Using the records that follow, copy every line containing the word "JSON".

::::::::

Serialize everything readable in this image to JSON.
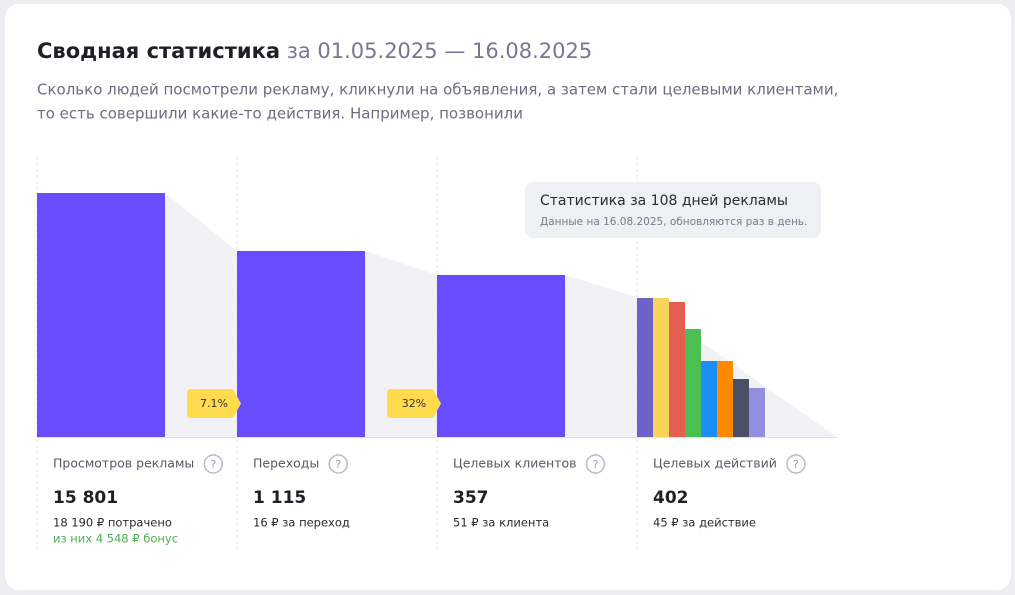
{
  "header": {
    "title": "Сводная статистика",
    "period": "за 01.05.2025 — 16.08.2025",
    "description": [
      "Сколько людей посмотрели рекламу, кликнули на объявления, а затем стали целевыми клиентами,",
      "то есть совершили какие-то действия. Например, позвонили"
    ]
  },
  "tooltip": {
    "title": "Статистика за 108 дней рекламы",
    "note": "Данные на 16.08.2025, обновляются раз в день."
  },
  "badges": [
    "7.1%",
    "32%"
  ],
  "columns": [
    {
      "label": "Просмотров рекламы",
      "value": "15 801",
      "detail": "18 190 ₽ потрачено",
      "bonus": "из них 4 548 ₽ бонус"
    },
    {
      "label": "Переходы",
      "value": "1 115",
      "detail": "16 ₽ за переход"
    },
    {
      "label": "Целевых клиентов",
      "value": "357",
      "detail": "51 ₽ за клиента"
    },
    {
      "label": "Целевых действий",
      "value": "402",
      "detail": "45 ₽ за действие"
    }
  ]
}
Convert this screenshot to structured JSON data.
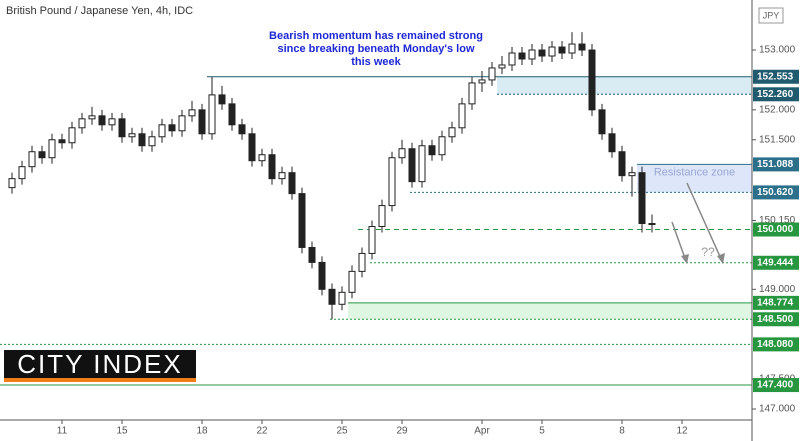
{
  "chart_data": {
    "type": "candlestick",
    "title": "British Pound / Japanese Yen, 4h, IDC",
    "currency": "JPY",
    "annotation": [
      "Bearish momentum has remained strong",
      "since breaking beneath Monday's low",
      "this week"
    ],
    "question": "??",
    "logo": "CITY INDEX",
    "up_color": "#ffffff",
    "down_color": "#222222",
    "x": [
      1,
      2,
      3,
      4,
      5,
      6,
      7,
      8,
      9,
      10,
      11,
      12,
      13,
      14,
      15,
      16,
      17,
      18,
      19,
      20,
      21,
      22,
      23,
      24,
      25,
      26,
      27,
      28,
      29,
      30,
      31,
      32,
      33,
      34,
      35,
      36,
      37,
      38,
      39,
      40,
      41,
      42,
      43,
      44,
      45,
      46,
      47,
      48,
      49,
      50,
      51,
      52,
      53,
      54,
      55,
      56,
      57,
      58,
      59,
      60,
      61,
      62,
      63,
      64,
      65
    ],
    "open": [
      150.7,
      150.85,
      151.05,
      151.3,
      151.2,
      151.5,
      151.45,
      151.7,
      151.85,
      151.9,
      151.75,
      151.85,
      151.55,
      151.6,
      151.4,
      151.55,
      151.75,
      151.65,
      151.9,
      152.0,
      151.6,
      152.25,
      152.1,
      151.75,
      151.6,
      151.15,
      151.25,
      150.85,
      150.95,
      150.6,
      149.7,
      149.45,
      149.0,
      148.75,
      148.95,
      149.3,
      149.6,
      150.05,
      150.4,
      151.2,
      151.35,
      150.8,
      151.4,
      151.25,
      151.55,
      151.7,
      152.1,
      152.45,
      152.5,
      152.7,
      152.75,
      152.95,
      152.85,
      153.0,
      152.9,
      153.05,
      152.95,
      153.1,
      153.0,
      152.0,
      151.6,
      151.3,
      150.9,
      150.95,
      150.1
    ],
    "high": [
      150.95,
      151.15,
      151.4,
      151.4,
      151.6,
      151.6,
      151.8,
      151.95,
      152.05,
      152.0,
      151.95,
      151.95,
      151.7,
      151.7,
      151.65,
      151.85,
      151.85,
      152.0,
      152.15,
      152.1,
      152.55,
      152.4,
      152.2,
      151.85,
      151.7,
      151.35,
      151.35,
      151.05,
      151.05,
      150.7,
      149.8,
      149.55,
      149.1,
      149.05,
      149.4,
      149.7,
      150.15,
      150.5,
      151.3,
      151.5,
      151.45,
      151.5,
      151.5,
      151.65,
      151.8,
      152.2,
      152.55,
      152.65,
      152.8,
      152.9,
      153.05,
      153.05,
      153.1,
      153.1,
      153.15,
      153.15,
      153.3,
      153.3,
      153.1,
      152.1,
      151.7,
      151.4,
      151.05,
      151.05,
      150.25
    ],
    "low": [
      150.6,
      150.75,
      150.95,
      151.1,
      151.1,
      151.35,
      151.35,
      151.6,
      151.75,
      151.65,
      151.65,
      151.45,
      151.45,
      151.3,
      151.3,
      151.45,
      151.55,
      151.55,
      151.8,
      151.5,
      151.5,
      152.0,
      151.65,
      151.5,
      151.05,
      151.05,
      150.75,
      150.75,
      150.5,
      149.6,
      149.35,
      148.9,
      148.5,
      148.65,
      148.85,
      149.2,
      149.5,
      149.95,
      150.3,
      151.1,
      150.7,
      150.7,
      151.15,
      151.15,
      151.45,
      151.6,
      152.0,
      152.3,
      152.4,
      152.6,
      152.65,
      152.75,
      152.75,
      152.8,
      152.8,
      152.85,
      152.85,
      152.9,
      151.9,
      151.5,
      151.2,
      150.8,
      150.55,
      149.95,
      149.95
    ],
    "close": [
      150.85,
      151.05,
      151.3,
      151.2,
      151.5,
      151.45,
      151.7,
      151.85,
      151.9,
      151.75,
      151.85,
      151.55,
      151.6,
      151.4,
      151.55,
      151.75,
      151.65,
      151.9,
      152.0,
      151.6,
      152.25,
      152.1,
      151.75,
      151.6,
      151.15,
      151.25,
      150.85,
      150.95,
      150.6,
      149.7,
      149.45,
      149.0,
      148.75,
      148.95,
      149.3,
      149.6,
      150.05,
      150.4,
      151.2,
      151.35,
      150.8,
      151.4,
      151.25,
      151.55,
      151.7,
      152.1,
      152.45,
      152.5,
      152.7,
      152.75,
      152.95,
      152.85,
      153.0,
      152.9,
      153.05,
      152.95,
      153.1,
      153.0,
      152.0,
      151.6,
      151.3,
      150.9,
      150.95,
      150.1,
      150.1
    ],
    "xlim": [
      -0.2,
      75
    ],
    "xticks": [
      {
        "value": 6,
        "label": "11"
      },
      {
        "value": 12,
        "label": "15"
      },
      {
        "value": 20,
        "label": "18"
      },
      {
        "value": 26,
        "label": "22"
      },
      {
        "value": 34,
        "label": "25"
      },
      {
        "value": 40,
        "label": "29"
      },
      {
        "value": 48,
        "label": "Apr"
      },
      {
        "value": 54,
        "label": "5"
      },
      {
        "value": 62,
        "label": "8"
      },
      {
        "value": 68,
        "label": "12"
      }
    ],
    "ylim": [
      146.816,
      153.836
    ],
    "yticks": [
      {
        "value": 147,
        "label": "147.000"
      },
      {
        "value": 147.5,
        "label": "147.500"
      },
      {
        "value": 149,
        "label": "149.000"
      },
      {
        "value": 150.15,
        "label": "150.150"
      },
      {
        "value": 151.5,
        "label": "151.500"
      },
      {
        "value": 152,
        "label": "152.000"
      },
      {
        "value": 153,
        "label": "153.000"
      }
    ],
    "zones": [
      {
        "high": {
          "value": 152.553,
          "label": "152.553",
          "start": 20.5
        },
        "low": {
          "value": 152.26,
          "label": "152.260",
          "start": 49.5
        },
        "color": "#1f5a6e",
        "fill": "#d9ecf4"
      },
      {
        "high": {
          "value": 151.088,
          "label": "151.088",
          "start": 63.5
        },
        "low": {
          "value": 150.62,
          "label": "150.620",
          "start": 40.8
        },
        "color": "#2b6f8a",
        "fill": "#dde7f9",
        "label": "Resistance zone"
      },
      {
        "high": {
          "value": 148.774,
          "label": "148.774",
          "start": 34.6
        },
        "low": {
          "value": 148.5,
          "label": "148.500",
          "start": 32.8
        },
        "color": "#27973f",
        "fill": "#dff6e2"
      }
    ],
    "levels": [
      {
        "value": 150,
        "label": "150.000",
        "start": 35.6,
        "color": "#27973f",
        "style": "dashed"
      },
      {
        "value": 149.444,
        "label": "149.444",
        "start": 36.8,
        "color": "#27973f",
        "style": "dotted"
      },
      {
        "value": 148.08,
        "label": "148.080",
        "start": -0.2,
        "color": "#27973f",
        "style": "dotted"
      },
      {
        "value": 147.4,
        "label": "147.400",
        "start": -0.2,
        "color": "#27973f",
        "style": "solid"
      }
    ]
  }
}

::::::::

Result of this exercise:
Serialize everything readable in this image to JSON.
Convert this screenshot to structured JSON data.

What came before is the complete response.